## MATERIAL PROVIDED
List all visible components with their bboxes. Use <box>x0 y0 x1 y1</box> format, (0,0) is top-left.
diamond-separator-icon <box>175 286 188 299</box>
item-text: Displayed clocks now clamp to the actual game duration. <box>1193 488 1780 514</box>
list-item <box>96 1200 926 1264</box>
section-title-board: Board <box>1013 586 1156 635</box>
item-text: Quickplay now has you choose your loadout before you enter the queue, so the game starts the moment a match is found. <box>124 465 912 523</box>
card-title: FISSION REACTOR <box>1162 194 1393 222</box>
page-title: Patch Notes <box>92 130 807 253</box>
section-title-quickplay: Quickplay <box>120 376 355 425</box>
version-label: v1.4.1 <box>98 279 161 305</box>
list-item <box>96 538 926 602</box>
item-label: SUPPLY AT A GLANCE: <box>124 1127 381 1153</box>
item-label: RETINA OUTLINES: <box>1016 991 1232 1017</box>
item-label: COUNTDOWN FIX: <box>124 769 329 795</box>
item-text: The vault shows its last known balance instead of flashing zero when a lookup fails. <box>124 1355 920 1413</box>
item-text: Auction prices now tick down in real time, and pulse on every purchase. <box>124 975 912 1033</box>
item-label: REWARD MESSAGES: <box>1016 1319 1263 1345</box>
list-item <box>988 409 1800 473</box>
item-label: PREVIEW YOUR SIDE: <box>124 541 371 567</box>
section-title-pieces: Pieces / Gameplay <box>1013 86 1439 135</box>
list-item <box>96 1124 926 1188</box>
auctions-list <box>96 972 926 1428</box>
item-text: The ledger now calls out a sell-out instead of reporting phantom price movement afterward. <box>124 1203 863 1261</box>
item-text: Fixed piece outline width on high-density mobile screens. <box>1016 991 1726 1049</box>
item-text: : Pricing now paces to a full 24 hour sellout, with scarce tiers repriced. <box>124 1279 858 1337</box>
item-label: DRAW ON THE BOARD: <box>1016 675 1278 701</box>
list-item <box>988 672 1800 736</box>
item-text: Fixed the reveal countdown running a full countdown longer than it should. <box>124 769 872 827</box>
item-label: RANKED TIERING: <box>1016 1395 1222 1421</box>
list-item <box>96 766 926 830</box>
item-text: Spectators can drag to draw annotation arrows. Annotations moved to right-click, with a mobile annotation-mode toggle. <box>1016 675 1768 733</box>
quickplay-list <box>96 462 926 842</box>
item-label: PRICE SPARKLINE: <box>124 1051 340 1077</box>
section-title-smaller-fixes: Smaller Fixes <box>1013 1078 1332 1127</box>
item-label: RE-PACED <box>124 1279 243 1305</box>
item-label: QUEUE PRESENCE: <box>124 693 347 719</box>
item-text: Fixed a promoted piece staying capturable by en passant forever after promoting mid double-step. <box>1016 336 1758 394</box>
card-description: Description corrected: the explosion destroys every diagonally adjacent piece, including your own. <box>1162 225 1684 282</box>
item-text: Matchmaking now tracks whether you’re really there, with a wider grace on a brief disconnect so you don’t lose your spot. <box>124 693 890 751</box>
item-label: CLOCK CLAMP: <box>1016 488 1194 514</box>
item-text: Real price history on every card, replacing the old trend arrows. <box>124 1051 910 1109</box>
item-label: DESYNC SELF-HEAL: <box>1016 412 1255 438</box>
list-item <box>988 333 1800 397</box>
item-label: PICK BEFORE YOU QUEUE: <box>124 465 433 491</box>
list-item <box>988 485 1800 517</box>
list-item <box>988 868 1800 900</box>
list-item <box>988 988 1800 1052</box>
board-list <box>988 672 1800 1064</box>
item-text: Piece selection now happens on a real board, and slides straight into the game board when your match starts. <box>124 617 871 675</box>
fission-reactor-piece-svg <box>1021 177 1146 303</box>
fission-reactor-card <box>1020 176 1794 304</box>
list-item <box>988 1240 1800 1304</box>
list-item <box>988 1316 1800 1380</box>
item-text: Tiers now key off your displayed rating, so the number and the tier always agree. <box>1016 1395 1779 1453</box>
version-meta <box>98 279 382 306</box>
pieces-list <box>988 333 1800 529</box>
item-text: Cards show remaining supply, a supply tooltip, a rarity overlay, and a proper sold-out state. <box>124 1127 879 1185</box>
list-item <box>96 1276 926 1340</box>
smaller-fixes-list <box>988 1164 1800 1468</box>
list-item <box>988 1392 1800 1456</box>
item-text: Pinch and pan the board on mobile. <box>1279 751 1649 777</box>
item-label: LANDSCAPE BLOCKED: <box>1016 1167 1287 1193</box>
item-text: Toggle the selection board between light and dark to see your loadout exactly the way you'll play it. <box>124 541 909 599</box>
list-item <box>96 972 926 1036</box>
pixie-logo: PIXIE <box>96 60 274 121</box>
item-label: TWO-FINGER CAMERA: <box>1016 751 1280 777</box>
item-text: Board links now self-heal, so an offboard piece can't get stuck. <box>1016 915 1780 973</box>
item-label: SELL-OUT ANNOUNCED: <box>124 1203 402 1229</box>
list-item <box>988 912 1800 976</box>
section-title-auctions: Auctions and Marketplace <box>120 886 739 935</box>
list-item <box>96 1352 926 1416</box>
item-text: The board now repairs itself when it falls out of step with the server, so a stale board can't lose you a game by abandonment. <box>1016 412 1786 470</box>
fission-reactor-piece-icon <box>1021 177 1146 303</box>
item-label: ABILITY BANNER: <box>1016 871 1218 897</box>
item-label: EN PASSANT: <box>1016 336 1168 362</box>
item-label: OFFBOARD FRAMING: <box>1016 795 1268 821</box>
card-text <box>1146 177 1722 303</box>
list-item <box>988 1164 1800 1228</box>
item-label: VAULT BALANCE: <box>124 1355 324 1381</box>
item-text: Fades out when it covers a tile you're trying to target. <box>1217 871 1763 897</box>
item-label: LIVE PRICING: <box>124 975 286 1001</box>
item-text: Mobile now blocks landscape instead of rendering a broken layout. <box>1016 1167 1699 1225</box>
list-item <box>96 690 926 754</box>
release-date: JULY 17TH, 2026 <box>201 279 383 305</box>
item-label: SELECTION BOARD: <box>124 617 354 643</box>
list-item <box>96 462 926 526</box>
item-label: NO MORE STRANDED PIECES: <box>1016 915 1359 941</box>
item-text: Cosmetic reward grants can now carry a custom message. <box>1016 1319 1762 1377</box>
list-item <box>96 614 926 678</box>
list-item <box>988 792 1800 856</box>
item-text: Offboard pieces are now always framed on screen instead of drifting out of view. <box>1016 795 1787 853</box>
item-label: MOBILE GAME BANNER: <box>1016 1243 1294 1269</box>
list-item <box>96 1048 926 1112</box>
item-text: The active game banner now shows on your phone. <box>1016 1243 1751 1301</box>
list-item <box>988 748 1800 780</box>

## DIRECTION
Please count the lines in the entries above that contain the string "starts", treating uppercase and lowercase as different. Reply with the number alone.

## OUTPUT
2